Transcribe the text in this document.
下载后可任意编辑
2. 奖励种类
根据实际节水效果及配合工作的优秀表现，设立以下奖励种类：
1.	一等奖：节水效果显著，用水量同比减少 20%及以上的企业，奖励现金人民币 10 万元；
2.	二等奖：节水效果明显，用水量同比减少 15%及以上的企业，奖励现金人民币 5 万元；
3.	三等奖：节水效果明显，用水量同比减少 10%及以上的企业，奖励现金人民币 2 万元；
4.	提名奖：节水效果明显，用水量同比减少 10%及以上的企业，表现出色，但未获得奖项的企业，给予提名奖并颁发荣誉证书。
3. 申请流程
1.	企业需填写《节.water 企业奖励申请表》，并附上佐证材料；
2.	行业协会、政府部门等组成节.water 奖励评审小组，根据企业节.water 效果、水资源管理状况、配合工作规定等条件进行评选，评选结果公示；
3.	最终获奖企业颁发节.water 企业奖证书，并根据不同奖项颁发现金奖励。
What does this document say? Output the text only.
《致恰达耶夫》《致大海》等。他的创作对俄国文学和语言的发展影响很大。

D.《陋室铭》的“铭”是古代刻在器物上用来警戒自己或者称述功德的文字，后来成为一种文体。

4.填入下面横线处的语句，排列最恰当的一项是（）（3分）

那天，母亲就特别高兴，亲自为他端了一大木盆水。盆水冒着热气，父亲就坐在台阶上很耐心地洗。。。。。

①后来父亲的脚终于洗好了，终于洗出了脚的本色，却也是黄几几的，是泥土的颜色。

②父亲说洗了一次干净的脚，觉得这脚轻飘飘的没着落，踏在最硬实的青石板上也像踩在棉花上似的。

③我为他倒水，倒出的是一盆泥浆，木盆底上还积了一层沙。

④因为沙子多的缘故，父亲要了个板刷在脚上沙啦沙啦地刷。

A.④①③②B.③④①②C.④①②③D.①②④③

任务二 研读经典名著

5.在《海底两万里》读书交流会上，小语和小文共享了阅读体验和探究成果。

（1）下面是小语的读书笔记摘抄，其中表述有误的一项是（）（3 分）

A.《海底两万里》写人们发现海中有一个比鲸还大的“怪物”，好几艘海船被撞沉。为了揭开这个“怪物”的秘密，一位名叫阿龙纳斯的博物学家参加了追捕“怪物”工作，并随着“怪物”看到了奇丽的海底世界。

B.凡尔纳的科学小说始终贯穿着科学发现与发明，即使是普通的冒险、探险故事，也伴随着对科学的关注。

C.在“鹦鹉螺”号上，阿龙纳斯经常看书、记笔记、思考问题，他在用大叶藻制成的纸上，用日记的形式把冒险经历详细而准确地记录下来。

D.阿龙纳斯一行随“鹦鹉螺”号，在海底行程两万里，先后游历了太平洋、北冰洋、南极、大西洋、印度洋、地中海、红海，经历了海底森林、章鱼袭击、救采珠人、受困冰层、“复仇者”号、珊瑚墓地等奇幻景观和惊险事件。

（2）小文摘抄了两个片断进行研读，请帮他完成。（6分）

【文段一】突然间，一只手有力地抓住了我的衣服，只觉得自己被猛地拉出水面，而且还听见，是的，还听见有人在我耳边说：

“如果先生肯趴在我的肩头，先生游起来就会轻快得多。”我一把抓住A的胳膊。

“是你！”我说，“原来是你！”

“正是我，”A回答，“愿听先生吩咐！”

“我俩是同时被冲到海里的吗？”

——————————

WRITTEN PROBLEM:
Examine the records and pull out every line where the string "及以上的企业" occurs.

FULL RESPONSE:
1.	一等奖：节水效果显著，用水量同比减少 20%及以上的企业，奖励现金人民币 10 万元；
2.	二等奖：节水效果明显，用水量同比减少 15%及以上的企业，奖励现金人民币 5 万元；
3.	三等奖：节水效果明显，用水量同比减少 10%及以上的企业，奖励现金人民币 2 万元；
4.	提名奖：节水效果明显，用水量同比减少 10%及以上的企业，表现出色，但未获得奖项的企业，给予提名奖并颁发荣誉证书。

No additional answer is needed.